Your objective – Reproduce every entry exactly as shown.

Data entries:
━━━━━━━━━━━━━━━━━━━━━━━━━━━━━━

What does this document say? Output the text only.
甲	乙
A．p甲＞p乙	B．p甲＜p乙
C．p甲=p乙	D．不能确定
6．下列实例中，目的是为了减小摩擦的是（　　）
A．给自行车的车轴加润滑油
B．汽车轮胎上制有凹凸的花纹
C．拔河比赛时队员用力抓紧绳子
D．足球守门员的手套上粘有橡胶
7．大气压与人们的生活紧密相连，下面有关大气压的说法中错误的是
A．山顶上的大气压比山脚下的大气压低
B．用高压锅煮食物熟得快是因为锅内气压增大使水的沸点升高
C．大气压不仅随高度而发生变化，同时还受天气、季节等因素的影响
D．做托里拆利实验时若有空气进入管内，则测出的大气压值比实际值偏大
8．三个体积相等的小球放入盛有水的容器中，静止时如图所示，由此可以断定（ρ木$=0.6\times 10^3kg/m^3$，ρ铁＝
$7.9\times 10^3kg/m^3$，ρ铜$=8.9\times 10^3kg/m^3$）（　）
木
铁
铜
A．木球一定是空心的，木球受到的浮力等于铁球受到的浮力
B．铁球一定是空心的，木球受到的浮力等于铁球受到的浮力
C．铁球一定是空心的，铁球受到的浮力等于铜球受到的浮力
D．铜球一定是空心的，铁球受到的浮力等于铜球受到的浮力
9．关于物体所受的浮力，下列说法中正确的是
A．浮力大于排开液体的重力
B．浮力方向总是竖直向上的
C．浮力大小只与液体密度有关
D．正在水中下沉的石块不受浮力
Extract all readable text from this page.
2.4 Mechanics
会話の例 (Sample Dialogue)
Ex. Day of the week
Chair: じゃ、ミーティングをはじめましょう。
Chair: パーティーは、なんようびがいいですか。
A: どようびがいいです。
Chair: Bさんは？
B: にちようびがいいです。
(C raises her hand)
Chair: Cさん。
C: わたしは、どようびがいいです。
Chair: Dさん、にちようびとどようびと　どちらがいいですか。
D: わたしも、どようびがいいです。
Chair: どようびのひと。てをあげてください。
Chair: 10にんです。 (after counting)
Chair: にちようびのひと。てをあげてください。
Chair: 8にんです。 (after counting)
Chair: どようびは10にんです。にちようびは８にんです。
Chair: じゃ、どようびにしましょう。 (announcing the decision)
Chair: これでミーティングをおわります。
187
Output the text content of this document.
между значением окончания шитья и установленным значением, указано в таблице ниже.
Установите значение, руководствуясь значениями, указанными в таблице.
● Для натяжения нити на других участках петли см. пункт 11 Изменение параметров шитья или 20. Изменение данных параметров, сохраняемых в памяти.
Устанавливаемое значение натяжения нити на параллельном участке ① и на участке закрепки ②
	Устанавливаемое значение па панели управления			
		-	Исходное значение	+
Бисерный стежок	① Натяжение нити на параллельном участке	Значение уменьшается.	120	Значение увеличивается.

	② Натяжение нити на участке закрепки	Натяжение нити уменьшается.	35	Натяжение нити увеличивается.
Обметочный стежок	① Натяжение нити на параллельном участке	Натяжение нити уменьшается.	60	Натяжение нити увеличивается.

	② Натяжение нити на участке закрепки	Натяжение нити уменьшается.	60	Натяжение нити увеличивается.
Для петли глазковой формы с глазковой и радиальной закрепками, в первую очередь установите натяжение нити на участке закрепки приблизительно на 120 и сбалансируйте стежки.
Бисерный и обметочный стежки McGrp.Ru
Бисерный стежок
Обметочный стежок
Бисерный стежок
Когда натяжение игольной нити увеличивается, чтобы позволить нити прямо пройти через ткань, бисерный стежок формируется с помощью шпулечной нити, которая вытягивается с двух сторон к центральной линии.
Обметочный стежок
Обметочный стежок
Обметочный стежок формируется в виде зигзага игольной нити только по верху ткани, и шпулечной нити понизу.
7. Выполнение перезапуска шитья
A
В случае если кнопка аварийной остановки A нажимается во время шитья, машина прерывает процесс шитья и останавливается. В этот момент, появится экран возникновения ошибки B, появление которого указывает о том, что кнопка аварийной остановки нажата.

━━━━━━━━━━━━━━━━━━━━━━━━━━━━━━

Response to the exercise –
What does this document say? Output the text only.
甲	乙
A．p甲＞p乙	B．p甲＜p乙
C．p甲=p乙	D．不能确定
6．下列实例中，目的是为了减小摩擦的是（　　）
A．给自行车的车轴加润滑油
B．汽车轮胎上制有凹凸的花纹
C．拔河比赛时队员用力抓紧绳子
D．足球守门员的手套上粘有橡胶
7．大气压与人们的生活紧密相连，下面有关大气压的说法中错误的是
A．山顶上的大气压比山脚下的大气压低
B．用高压锅煮食物熟得快是因为锅内气压增大使水的沸点升高
C．大气压不仅随高度而发生变化，同时还受天气、季节等因素的影响
D．做托里拆利实验时若有空气进入管内，则测出的大气压值比实际值偏大
8．三个体积相等的小球放入盛有水的容器中，静止时如图所示，由此可以断定（ρ木$=0.6\times 10^3kg/m^3$，ρ铁＝
$7.9\times 10^3kg/m^3$，ρ铜$=8.9\times 10^3kg/m^3$）（　）
木
铁
铜
A．木球一定是空心的，木球受到的浮力等于铁球受到的浮力
B．铁球一定是空心的，木球受到的浮力等于铁球受到的浮力
C．铁球一定是空心的，铁球受到的浮力等于铜球受到的浮力
D．铜球一定是空心的，铁球受到的浮力等于铜球受到的浮力
9．关于物体所受的浮力，下列说法中正确的是
A．浮力大于排开液体的重力
B．浮力方向总是竖直向上的
C．浮力大小只与液体密度有关
D．正在水中下沉的石块不受浮力
Extract all readable text from this page.
2.4 Mechanics
会話の例 (Sample Dialogue)
Ex. Day of the week
Chair: じゃ、ミーティングをはじめましょう。
Chair: パーティーは、なんようびがいいですか。
A: どようびがいいです。
Chair: Bさんは？
B: にちようびがいいです。
(C raises her hand)
Chair: Cさん。
C: わたしは、どようびがいいです。
Chair: Dさん、にちようびとどようびと　どちらがいいですか。
D: わたしも、どようびがいいです。
Chair: どようびのひと。てをあげてください。
Chair: 10にんです。 (after counting)
Chair: にちようびのひと。てをあげてください。
Chair: 8にんです。 (after counting)
Chair: どようびは10にんです。にちようびは８にんです。
Chair: じゃ、どようびにしましょう。 (announcing the decision)
Chair: これでミーティングをおわります。
187
Output the text content of this document.
между значением окончания шитья и установленным значением, указано в таблице ниже.
Установите значение, руководствуясь значениями, указанными в таблице.
● Для натяжения нити на других участках петли см. пункт 11 Изменение параметров шитья или 20. Изменение данных параметров, сохраняемых в памяти.
Устанавливаемое значение натяжения нити на параллельном участке ① и на участке закрепки ②
	Устанавливаемое значение па панели управления			
		-	Исходное значение	+
Бисерный стежок	① Натяжение нити на параллельном участке	Значение уменьшается.	120	Значение увеличивается.

	② Натяжение нити на участке закрепки	Натяжение нити уменьшается.	35	Натяжение нити увеличивается.
Обметочный стежок	① Натяжение нити на параллельном участке	Натяжение нити уменьшается.	60	Натяжение нити увеличивается.

	② Натяжение нити на участке закрепки	Натяжение нити уменьшается.	60	Натяжение нити увеличивается.
Для петли глазковой формы с глазковой и радиальной закрепками, в первую очередь установите натяжение нити на участке закрепки приблизительно на 120 и сбалансируйте стежки.
Бисерный и обметочный стежки McGrp.Ru
Бисерный стежок
Обметочный стежок
Бисерный стежок
Когда натяжение игольной нити увеличивается, чтобы позволить нити прямо пройти через ткань, бисерный стежок формируется с помощью шпулечной нити, которая вытягивается с двух сторон к центральной линии.
Обметочный стежок
Обметочный стежок
Обметочный стежок формируется в виде зигзага игольной нити только по верху ткани, и шпулечной нити понизу.
7. Выполнение перезапуска шитья
A
В случае если кнопка аварийной остановки A нажимается во время шитья, машина прерывает процесс шитья и останавливается. В этот момент, появится экран возникновения ошибки B, появление которого указывает о том, что кнопка аварийной остановки нажата.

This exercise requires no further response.